Exercise description: Using the data below, tally the lines that include the string "this". Only the number is wanted.

Provided data:

- - - -

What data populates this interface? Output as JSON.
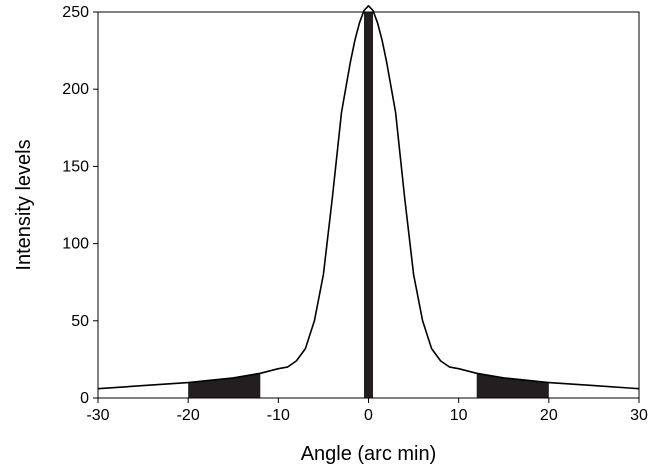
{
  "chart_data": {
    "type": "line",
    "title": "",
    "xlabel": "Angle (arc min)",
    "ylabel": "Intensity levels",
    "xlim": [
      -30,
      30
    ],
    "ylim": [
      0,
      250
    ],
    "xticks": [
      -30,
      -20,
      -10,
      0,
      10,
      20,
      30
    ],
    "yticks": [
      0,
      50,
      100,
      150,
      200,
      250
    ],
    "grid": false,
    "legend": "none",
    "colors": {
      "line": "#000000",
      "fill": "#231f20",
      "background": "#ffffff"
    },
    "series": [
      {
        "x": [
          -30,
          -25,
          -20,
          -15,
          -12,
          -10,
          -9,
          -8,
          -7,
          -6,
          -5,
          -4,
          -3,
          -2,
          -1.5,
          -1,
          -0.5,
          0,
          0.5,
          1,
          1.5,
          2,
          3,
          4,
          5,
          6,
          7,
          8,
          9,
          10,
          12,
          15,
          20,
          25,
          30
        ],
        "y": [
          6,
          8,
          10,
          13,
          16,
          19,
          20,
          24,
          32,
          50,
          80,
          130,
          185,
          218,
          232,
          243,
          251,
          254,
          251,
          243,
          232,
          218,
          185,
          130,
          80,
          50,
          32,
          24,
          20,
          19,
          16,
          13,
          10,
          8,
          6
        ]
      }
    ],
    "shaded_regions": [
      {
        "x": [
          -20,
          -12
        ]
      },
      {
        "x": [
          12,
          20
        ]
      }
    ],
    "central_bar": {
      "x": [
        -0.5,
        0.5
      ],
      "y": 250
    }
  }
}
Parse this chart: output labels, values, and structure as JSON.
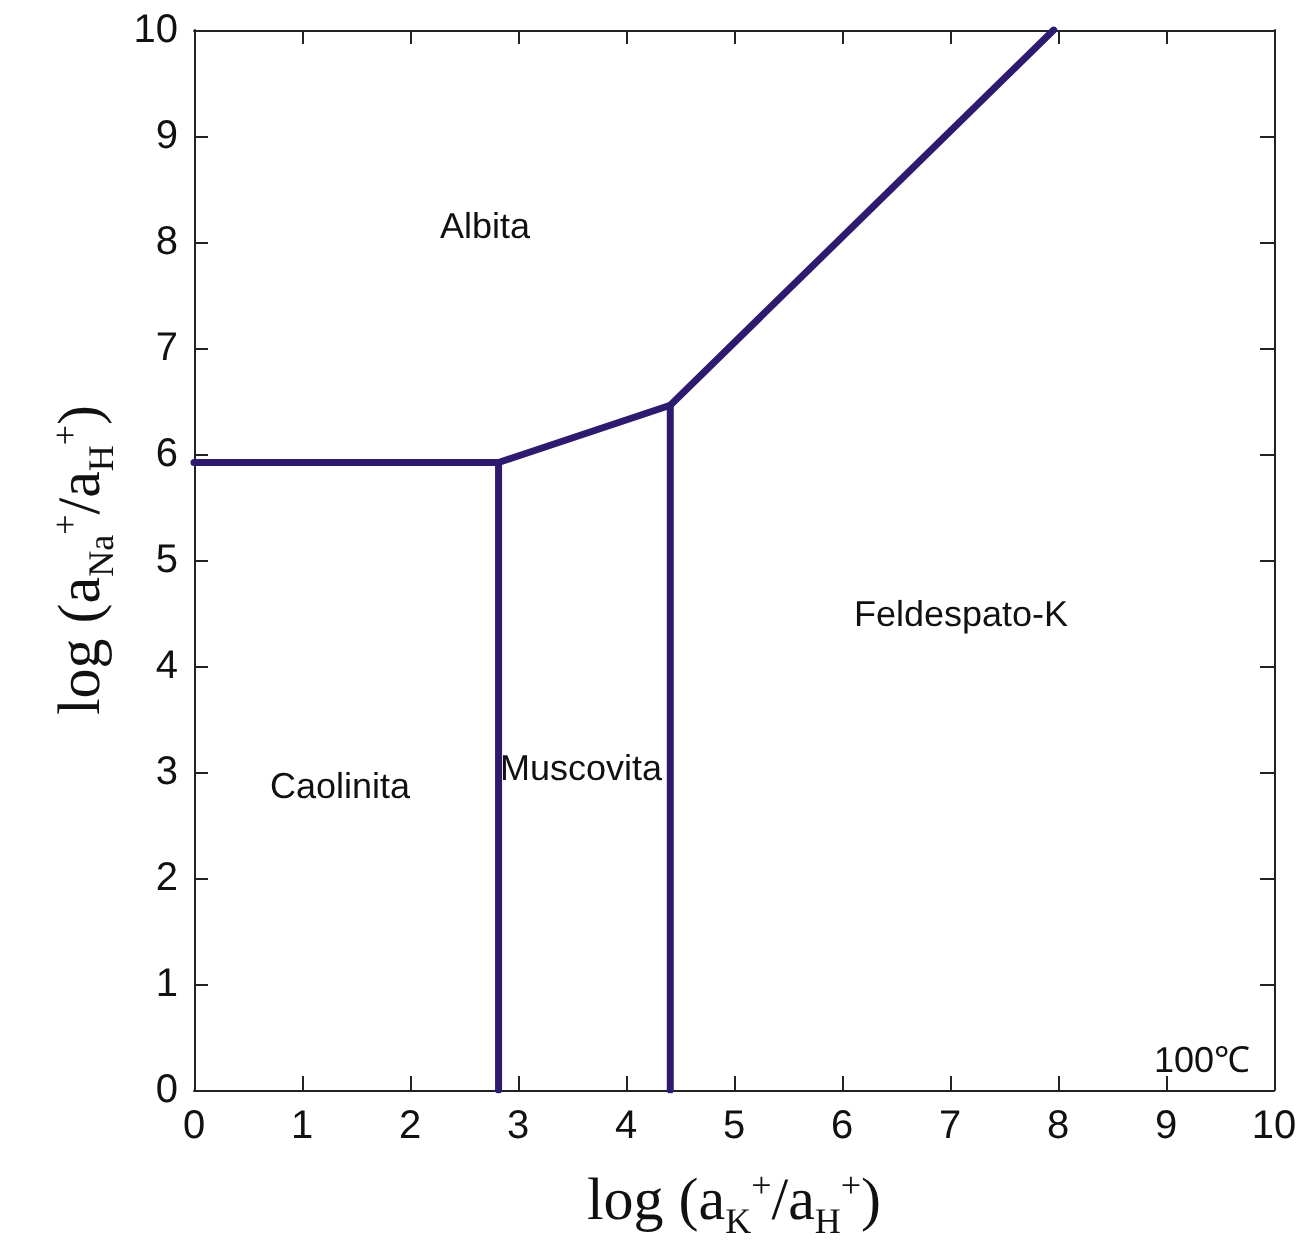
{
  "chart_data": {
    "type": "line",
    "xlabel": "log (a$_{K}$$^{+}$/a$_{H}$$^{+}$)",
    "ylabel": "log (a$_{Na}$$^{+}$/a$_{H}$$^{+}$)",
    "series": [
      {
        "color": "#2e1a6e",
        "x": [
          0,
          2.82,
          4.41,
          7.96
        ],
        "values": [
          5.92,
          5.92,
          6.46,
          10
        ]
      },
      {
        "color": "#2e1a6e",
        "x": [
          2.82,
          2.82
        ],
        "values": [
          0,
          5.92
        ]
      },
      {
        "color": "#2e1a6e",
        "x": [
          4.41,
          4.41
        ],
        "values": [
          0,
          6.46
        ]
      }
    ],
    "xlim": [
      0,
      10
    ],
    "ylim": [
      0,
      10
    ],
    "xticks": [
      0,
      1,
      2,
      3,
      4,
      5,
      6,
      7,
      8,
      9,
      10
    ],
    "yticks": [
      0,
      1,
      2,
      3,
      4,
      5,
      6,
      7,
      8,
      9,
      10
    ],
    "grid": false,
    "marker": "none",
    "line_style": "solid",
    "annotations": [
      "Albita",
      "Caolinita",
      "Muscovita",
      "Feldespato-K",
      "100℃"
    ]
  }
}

- - - -

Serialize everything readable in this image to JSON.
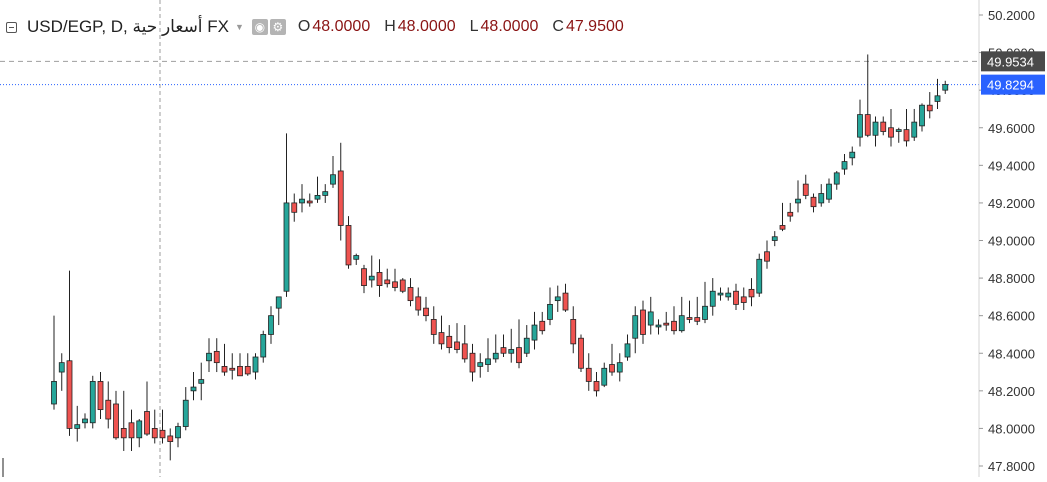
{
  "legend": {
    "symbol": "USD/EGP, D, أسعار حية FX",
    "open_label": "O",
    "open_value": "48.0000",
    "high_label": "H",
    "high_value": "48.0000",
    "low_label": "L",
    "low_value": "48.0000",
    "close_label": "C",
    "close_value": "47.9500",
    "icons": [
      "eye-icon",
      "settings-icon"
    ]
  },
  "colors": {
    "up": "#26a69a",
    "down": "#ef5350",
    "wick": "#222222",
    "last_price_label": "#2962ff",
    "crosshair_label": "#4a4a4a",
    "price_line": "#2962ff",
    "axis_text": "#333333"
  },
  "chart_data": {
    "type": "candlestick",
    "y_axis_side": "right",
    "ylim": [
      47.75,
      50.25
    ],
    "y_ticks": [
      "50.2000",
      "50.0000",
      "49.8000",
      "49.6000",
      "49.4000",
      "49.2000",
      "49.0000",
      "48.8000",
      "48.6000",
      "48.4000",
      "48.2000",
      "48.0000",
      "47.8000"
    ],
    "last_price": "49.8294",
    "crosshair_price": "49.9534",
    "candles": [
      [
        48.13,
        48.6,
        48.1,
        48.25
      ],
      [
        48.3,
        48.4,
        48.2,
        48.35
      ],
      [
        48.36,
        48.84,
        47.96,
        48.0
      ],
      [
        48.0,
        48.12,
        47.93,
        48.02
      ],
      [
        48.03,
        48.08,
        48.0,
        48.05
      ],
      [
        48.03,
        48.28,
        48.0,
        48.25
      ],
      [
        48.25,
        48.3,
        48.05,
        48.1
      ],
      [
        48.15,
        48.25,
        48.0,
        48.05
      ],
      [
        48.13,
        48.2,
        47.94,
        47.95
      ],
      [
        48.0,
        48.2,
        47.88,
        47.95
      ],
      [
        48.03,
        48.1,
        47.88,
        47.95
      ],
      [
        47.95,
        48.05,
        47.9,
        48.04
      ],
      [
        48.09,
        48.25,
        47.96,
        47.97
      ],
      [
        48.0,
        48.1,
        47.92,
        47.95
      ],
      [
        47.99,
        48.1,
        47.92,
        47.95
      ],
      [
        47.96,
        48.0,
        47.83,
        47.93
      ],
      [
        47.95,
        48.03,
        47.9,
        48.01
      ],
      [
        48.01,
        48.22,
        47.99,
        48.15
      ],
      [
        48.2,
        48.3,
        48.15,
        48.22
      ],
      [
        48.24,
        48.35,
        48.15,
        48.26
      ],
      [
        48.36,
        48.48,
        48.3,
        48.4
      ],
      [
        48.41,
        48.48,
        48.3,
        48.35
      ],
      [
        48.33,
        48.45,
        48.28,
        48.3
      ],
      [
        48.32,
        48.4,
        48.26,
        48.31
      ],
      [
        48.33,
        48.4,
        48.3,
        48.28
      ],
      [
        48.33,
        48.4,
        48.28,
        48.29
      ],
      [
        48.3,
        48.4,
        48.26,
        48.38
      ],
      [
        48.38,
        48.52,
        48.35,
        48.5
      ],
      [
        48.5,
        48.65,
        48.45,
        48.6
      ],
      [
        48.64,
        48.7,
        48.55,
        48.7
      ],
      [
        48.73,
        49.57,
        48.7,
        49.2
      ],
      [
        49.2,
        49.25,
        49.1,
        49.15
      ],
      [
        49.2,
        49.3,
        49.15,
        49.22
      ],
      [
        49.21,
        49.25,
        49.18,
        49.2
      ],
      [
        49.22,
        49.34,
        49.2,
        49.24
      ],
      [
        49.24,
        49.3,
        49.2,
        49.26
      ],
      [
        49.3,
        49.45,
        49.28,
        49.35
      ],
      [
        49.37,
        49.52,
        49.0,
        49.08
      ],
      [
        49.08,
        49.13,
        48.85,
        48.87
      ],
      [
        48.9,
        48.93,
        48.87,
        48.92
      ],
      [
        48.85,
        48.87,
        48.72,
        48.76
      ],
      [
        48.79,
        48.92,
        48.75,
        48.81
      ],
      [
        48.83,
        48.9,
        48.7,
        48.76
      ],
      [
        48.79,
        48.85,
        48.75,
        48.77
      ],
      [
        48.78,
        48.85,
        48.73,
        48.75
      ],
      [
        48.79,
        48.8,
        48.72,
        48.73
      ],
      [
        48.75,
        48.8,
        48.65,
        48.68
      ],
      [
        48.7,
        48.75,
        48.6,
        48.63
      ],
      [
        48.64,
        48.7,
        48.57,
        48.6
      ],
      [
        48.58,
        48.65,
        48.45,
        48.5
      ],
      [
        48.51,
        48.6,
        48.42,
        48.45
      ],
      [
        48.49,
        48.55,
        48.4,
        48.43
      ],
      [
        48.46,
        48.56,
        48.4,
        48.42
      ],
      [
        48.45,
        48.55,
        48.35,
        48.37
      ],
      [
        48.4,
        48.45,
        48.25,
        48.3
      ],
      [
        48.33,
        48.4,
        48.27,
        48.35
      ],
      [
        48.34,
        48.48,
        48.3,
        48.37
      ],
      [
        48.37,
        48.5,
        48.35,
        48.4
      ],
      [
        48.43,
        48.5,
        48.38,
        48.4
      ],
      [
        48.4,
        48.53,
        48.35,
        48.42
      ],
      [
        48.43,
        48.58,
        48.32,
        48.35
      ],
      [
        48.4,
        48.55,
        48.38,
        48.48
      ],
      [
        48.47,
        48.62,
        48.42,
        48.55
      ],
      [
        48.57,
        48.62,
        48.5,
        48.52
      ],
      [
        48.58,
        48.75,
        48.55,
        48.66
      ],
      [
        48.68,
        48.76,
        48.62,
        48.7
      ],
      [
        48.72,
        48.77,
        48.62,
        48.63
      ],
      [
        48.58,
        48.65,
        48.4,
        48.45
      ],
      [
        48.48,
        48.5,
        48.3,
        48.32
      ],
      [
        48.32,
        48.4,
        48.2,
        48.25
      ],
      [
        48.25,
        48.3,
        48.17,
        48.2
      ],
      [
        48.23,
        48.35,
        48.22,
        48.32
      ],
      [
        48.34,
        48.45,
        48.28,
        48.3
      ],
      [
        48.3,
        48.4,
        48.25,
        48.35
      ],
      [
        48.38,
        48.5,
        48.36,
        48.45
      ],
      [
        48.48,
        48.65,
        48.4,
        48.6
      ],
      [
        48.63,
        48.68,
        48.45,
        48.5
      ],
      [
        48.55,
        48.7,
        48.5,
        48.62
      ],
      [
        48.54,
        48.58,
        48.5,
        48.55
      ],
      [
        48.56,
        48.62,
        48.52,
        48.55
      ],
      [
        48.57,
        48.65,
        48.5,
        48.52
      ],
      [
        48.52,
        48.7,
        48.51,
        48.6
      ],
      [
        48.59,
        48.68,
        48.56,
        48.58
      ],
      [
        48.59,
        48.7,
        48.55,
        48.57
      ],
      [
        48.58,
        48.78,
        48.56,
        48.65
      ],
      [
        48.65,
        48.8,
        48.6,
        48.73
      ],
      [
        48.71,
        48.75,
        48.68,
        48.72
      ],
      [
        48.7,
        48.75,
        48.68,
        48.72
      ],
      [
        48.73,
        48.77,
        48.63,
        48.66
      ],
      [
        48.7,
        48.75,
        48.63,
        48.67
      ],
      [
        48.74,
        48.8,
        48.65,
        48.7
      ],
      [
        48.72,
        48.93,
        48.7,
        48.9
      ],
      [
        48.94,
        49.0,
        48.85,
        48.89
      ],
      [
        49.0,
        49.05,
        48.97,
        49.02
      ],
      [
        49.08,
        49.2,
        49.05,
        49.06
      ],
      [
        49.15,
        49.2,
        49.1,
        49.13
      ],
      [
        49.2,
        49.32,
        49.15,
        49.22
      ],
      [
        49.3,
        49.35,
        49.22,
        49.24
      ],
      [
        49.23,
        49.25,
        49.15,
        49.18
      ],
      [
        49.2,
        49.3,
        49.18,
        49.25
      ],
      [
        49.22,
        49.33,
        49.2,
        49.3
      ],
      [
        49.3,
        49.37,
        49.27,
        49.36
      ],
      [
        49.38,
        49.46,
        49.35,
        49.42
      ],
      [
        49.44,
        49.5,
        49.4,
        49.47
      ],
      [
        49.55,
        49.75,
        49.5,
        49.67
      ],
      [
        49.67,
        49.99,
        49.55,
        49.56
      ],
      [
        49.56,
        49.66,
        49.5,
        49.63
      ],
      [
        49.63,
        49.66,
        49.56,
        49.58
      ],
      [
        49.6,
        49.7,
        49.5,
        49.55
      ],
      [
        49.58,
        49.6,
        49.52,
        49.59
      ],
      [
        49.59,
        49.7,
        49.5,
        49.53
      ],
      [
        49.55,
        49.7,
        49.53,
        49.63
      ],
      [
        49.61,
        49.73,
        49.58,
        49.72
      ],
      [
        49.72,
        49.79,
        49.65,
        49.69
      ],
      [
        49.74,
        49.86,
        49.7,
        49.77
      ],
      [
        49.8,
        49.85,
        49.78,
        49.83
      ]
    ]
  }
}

- - - -

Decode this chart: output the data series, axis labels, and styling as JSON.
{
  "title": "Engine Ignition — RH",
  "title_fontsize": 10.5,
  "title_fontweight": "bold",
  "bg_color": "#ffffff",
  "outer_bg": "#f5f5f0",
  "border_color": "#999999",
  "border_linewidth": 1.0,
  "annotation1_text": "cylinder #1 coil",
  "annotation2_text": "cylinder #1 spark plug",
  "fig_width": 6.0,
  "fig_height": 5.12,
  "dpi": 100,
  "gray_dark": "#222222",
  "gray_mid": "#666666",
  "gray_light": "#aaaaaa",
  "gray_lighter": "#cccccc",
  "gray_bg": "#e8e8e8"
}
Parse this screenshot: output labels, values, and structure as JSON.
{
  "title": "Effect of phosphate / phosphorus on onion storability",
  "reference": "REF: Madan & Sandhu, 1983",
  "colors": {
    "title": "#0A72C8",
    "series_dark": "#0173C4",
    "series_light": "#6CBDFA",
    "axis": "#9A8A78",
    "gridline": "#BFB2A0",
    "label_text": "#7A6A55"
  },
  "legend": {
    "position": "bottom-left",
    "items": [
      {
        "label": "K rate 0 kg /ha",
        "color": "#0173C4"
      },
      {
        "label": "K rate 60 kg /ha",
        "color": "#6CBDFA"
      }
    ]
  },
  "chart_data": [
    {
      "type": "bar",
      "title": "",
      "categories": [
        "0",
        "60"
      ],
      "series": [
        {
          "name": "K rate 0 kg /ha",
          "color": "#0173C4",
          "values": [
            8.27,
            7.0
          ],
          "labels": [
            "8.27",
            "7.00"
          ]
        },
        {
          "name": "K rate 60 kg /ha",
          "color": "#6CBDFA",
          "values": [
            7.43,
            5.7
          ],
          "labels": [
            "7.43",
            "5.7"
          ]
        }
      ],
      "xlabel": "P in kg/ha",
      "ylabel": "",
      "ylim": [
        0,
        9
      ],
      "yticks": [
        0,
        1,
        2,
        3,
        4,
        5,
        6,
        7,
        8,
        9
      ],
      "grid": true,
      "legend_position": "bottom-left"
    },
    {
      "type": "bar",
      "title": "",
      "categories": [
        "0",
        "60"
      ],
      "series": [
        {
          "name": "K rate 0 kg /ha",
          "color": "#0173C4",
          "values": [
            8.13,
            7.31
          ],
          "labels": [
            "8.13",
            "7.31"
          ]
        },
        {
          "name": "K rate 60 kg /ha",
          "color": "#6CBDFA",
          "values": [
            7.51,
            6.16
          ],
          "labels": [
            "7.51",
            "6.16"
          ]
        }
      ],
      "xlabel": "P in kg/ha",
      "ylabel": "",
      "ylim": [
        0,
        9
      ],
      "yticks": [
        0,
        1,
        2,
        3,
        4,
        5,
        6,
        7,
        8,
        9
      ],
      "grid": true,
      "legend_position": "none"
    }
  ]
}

- - - -

The answer: 5